(Records from a data collection)
-*-

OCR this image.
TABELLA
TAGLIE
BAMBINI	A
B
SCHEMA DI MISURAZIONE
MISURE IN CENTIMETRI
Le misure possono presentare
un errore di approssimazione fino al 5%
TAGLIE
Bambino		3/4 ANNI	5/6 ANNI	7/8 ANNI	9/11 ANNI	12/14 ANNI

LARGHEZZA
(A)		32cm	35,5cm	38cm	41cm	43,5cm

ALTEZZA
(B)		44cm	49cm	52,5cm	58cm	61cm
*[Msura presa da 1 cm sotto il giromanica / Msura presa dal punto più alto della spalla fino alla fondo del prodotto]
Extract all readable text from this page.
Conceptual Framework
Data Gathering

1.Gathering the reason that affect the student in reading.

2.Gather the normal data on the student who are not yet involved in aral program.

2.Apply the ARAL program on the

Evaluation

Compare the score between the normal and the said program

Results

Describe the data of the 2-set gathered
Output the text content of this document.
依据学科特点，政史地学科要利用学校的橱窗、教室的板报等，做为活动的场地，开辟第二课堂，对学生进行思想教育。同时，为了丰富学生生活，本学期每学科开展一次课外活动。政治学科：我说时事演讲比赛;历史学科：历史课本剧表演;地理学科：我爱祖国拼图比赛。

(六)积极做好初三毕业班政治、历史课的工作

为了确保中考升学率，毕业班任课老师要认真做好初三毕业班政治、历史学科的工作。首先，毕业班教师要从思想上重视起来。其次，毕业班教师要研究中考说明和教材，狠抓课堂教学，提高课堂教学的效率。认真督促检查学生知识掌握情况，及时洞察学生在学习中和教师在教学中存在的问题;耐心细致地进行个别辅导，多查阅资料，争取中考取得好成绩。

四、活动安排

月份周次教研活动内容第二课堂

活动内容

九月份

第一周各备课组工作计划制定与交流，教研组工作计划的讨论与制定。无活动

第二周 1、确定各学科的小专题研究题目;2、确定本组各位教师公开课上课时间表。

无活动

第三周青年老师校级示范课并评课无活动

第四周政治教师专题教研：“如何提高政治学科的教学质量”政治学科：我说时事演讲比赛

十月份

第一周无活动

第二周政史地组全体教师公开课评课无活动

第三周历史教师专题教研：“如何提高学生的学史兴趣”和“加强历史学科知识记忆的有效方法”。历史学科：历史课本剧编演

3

-*-

What is asked: Search the entries for the word "我说时事演讲比赛", then gather every line that has it.

Solution for this exercise:
依据学科特点，政史地学科要利用学校的橱窗、教室的板报等，做为活动的场地，开辟第二课堂，对学生进行思想教育。同时，为了丰富学生生活，本学期每学科开展一次课外活动。政治学科：我说时事演讲比赛;历史学科：历史课本剧表演;地理学科：我爱祖国拼图比赛。
第四周政治教师专题教研：“如何提高政治学科的教学质量”政治学科：我说时事演讲比赛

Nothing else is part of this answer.